_WHAT IS EXPECTED_
Scan the material and copy every line in which "Medizinisches" appears.

_EXERCISE INPUT_
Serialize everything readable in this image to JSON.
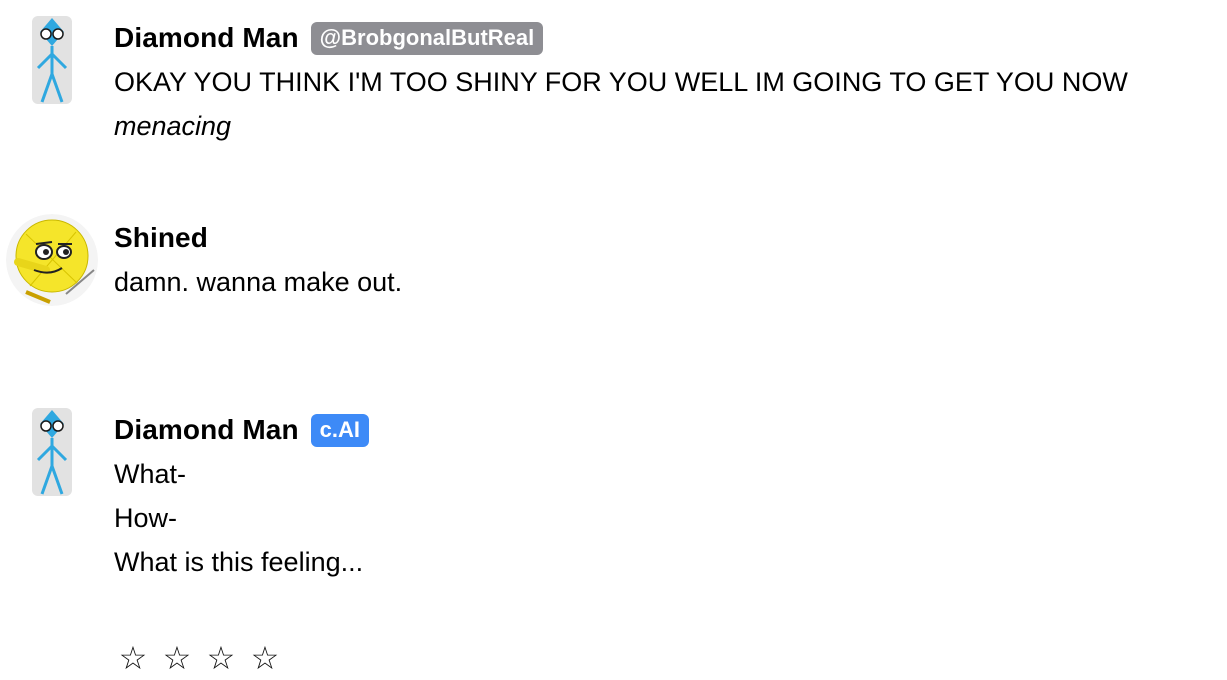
{
  "messages": [
    {
      "author": "Diamond Man",
      "badge": "@BrobgonalButReal",
      "badge_color": "#8e8e93",
      "avatar_icon": "diamond-man-avatar",
      "lines": [
        "OKAY YOU THINK I'M TOO SHINY FOR YOU WELL IM GOING TO GET YOU NOW",
        "menacing"
      ]
    },
    {
      "author": "Shined",
      "avatar_icon": "shined-avatar",
      "lines": [
        "damn. wanna make out."
      ]
    },
    {
      "author": "Diamond Man",
      "badge": "c.AI",
      "badge_color": "#3d8af7",
      "avatar_icon": "diamond-man-avatar",
      "lines": [
        "What-",
        "How-",
        "What is this feeling..."
      ]
    }
  ],
  "rating": {
    "icon": "star-outline-icon",
    "stars": [
      "☆",
      "☆",
      "☆",
      "☆"
    ],
    "value": 0
  }
}
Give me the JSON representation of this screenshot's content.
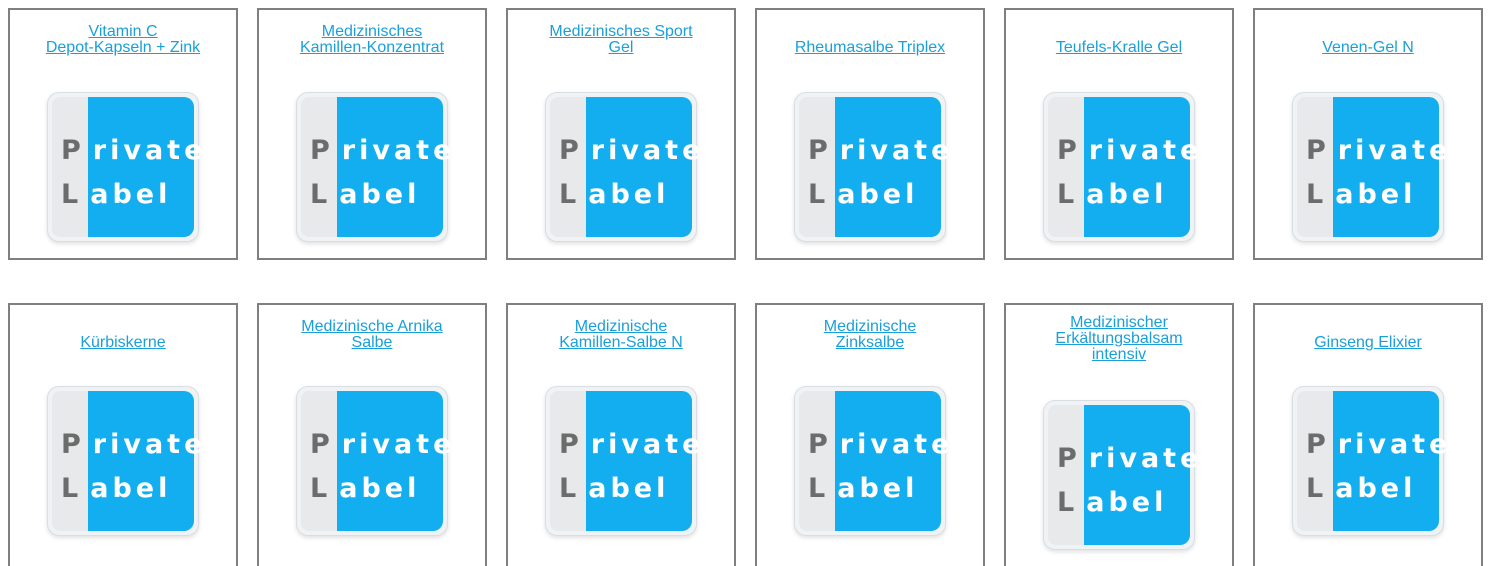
{
  "brand": {
    "logo_line1_cap": "P",
    "logo_line1_rest": "rivate",
    "logo_line2_cap": "L",
    "logo_line2_rest": "abel",
    "logo_blue": "#12aeef",
    "logo_grey": "#e8e9ea",
    "link_color": "#1a9fd9",
    "border_color": "#7f7f7f"
  },
  "products": [
    {
      "title_lines": [
        "Vitamin C",
        "Depot-Kapseln + Zink"
      ]
    },
    {
      "title_lines": [
        "Medizinisches",
        "Kamillen-Konzentrat"
      ]
    },
    {
      "title_lines": [
        "Medizinisches Sport",
        "Gel"
      ]
    },
    {
      "title_lines": [
        "Rheumasalbe Triplex"
      ]
    },
    {
      "title_lines": [
        "Teufels-Kralle Gel"
      ]
    },
    {
      "title_lines": [
        "Venen-Gel N"
      ]
    },
    {
      "title_lines": [
        "Kürbiskerne"
      ]
    },
    {
      "title_lines": [
        "Medizinische Arnika",
        "Salbe"
      ]
    },
    {
      "title_lines": [
        "Medizinische",
        "Kamillen-Salbe N"
      ]
    },
    {
      "title_lines": [
        "Medizinische",
        "Zinksalbe"
      ]
    },
    {
      "title_lines": [
        "Medizinischer",
        "Erkältungsbalsam",
        "intensiv"
      ]
    },
    {
      "title_lines": [
        "Ginseng Elixier"
      ]
    }
  ]
}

_ANSWER TO THIS PROBLEM_
        "Medizinisches",
        "Medizinisches Sport",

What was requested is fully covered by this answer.